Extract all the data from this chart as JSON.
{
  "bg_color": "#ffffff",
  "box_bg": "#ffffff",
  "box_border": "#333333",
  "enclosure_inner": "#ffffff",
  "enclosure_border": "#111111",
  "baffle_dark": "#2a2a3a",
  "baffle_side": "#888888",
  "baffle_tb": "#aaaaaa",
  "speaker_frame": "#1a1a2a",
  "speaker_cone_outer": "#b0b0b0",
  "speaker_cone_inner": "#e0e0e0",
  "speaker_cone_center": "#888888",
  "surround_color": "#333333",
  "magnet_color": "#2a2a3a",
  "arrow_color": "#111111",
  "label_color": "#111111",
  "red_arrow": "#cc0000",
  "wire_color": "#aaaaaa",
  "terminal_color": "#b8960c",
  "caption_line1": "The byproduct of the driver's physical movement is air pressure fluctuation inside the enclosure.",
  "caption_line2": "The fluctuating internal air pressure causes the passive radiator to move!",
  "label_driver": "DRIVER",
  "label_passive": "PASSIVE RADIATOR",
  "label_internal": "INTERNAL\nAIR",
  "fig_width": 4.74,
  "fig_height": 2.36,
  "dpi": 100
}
========================================================================
• Request:
Repeat all of the entries exactly.

• Answer in full:
Extract all the data from this chart as JSON.
{
  "bg_color": "#ffffff",
  "box_bg": "#ffffff",
  "box_border": "#333333",
  "enclosure_inner": "#ffffff",
  "enclosure_border": "#111111",
  "baffle_dark": "#2a2a3a",
  "baffle_side": "#888888",
  "baffle_tb": "#aaaaaa",
  "speaker_frame": "#1a1a2a",
  "speaker_cone_outer": "#b0b0b0",
  "speaker_cone_inner": "#e0e0e0",
  "speaker_cone_center": "#888888",
  "surround_color": "#333333",
  "magnet_color": "#2a2a3a",
  "arrow_color": "#111111",
  "label_color": "#111111",
  "red_arrow": "#cc0000",
  "wire_color": "#aaaaaa",
  "terminal_color": "#b8960c",
  "caption_line1": "The byproduct of the driver's physical movement is air pressure fluctuation inside the enclosure.",
  "caption_line2": "The fluctuating internal air pressure causes the passive radiator to move!",
  "label_driver": "DRIVER",
  "label_passive": "PASSIVE RADIATOR",
  "label_internal": "INTERNAL\nAIR",
  "fig_width": 4.74,
  "fig_height": 2.36,
  "dpi": 100
}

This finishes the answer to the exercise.